_DESCRIPTION OF THE TASK:_ A line counts if it contains the word "inhabitants" at least once. State how many such lines the records contain, giving the number alone.

_DATA FOR THIS EXERCISE:_
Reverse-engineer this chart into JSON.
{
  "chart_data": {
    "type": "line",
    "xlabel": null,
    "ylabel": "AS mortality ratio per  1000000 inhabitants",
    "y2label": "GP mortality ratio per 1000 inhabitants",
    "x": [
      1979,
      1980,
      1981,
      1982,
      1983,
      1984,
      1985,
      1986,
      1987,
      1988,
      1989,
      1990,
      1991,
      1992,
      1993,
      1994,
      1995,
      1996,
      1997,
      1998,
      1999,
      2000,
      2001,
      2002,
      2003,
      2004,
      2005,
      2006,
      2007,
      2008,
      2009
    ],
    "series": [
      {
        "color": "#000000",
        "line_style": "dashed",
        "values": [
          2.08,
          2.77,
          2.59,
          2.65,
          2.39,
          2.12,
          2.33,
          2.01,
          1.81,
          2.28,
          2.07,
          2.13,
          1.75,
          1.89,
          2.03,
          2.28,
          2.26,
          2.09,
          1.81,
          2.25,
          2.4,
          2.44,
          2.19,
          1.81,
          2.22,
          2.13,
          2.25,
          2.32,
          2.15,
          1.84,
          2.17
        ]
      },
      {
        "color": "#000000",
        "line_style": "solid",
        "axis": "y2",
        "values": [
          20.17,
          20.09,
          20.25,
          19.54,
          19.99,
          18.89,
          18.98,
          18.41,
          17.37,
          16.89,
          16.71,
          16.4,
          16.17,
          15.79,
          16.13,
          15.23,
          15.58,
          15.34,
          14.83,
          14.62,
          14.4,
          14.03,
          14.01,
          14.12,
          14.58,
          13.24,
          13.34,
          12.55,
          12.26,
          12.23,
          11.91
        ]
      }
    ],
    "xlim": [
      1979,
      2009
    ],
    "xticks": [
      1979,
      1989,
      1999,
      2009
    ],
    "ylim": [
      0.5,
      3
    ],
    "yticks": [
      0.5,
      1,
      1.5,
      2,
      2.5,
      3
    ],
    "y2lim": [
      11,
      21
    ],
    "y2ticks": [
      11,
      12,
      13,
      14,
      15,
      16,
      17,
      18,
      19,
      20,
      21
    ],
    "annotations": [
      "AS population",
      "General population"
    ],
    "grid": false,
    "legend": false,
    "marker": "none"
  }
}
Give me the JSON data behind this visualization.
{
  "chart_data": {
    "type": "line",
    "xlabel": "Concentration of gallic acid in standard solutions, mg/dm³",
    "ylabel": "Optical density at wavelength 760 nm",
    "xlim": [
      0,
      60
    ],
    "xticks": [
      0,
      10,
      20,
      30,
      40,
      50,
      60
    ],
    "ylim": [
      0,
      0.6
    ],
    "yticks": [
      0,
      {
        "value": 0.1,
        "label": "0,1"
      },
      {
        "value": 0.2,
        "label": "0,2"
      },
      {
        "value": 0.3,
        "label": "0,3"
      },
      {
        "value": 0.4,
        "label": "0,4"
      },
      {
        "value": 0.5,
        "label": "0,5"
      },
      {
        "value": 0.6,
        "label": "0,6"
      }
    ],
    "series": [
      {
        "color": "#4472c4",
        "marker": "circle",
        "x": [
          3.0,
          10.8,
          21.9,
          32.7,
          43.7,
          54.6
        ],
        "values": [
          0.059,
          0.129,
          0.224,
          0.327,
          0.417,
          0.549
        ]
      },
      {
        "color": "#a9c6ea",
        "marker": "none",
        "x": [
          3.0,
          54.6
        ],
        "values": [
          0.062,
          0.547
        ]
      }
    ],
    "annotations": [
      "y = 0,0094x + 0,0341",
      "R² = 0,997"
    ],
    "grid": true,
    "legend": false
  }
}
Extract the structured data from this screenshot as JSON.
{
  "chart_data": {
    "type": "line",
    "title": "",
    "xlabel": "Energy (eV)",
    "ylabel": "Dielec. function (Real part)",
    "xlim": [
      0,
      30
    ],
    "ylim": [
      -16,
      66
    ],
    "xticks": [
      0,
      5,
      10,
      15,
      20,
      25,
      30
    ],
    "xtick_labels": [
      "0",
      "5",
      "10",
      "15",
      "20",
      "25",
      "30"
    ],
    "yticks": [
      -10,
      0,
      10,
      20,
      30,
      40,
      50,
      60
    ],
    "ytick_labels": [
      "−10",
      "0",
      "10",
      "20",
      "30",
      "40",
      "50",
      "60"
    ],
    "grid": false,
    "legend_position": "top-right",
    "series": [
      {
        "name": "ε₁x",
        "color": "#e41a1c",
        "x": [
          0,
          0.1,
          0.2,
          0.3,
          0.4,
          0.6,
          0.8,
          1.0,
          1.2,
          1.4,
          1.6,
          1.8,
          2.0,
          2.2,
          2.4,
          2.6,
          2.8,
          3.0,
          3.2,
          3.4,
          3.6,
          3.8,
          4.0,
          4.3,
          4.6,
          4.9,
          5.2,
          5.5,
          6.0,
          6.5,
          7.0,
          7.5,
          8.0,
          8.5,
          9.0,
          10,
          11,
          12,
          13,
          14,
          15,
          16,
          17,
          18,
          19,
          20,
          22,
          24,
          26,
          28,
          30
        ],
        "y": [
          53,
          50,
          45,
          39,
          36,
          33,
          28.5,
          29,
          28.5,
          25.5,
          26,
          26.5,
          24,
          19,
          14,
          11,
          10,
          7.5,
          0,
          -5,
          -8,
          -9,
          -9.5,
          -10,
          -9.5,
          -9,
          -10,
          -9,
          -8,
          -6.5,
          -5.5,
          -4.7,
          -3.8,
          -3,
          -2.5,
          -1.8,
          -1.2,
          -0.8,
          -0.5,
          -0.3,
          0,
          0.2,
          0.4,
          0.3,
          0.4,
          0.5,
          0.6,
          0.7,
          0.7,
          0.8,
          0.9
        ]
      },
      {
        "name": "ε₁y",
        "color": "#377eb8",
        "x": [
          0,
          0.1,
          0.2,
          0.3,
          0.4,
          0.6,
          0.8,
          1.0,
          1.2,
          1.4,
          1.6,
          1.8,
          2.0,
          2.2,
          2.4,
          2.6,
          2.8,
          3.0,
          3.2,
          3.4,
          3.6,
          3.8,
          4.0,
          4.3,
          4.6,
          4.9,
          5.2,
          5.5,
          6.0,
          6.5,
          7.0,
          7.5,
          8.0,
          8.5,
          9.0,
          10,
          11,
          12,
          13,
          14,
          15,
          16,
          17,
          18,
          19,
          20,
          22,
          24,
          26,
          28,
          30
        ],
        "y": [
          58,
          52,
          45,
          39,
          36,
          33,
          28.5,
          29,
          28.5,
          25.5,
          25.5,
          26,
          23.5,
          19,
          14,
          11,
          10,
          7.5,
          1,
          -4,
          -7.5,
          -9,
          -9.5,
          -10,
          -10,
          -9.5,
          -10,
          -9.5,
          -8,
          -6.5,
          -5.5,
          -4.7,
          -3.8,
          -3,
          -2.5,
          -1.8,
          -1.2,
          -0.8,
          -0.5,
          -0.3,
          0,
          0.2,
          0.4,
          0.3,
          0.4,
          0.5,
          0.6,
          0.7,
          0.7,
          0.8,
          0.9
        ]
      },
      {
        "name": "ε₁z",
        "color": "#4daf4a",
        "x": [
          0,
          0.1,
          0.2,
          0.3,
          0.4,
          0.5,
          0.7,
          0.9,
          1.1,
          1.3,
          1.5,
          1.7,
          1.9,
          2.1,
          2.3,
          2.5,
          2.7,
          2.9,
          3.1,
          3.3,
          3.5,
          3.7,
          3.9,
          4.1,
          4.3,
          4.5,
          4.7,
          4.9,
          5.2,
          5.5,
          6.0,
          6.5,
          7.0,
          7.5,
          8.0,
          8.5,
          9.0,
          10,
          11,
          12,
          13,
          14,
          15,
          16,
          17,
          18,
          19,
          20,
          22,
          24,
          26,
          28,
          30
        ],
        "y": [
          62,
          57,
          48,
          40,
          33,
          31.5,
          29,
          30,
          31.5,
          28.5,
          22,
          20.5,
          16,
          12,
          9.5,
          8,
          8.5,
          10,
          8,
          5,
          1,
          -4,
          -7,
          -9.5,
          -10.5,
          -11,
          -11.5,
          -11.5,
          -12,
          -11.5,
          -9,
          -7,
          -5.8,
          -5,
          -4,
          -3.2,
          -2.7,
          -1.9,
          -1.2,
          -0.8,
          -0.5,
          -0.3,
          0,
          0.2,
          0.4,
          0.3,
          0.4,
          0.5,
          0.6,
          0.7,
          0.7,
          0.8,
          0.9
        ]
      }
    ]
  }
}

_CORRECT RESPONSE:_ 2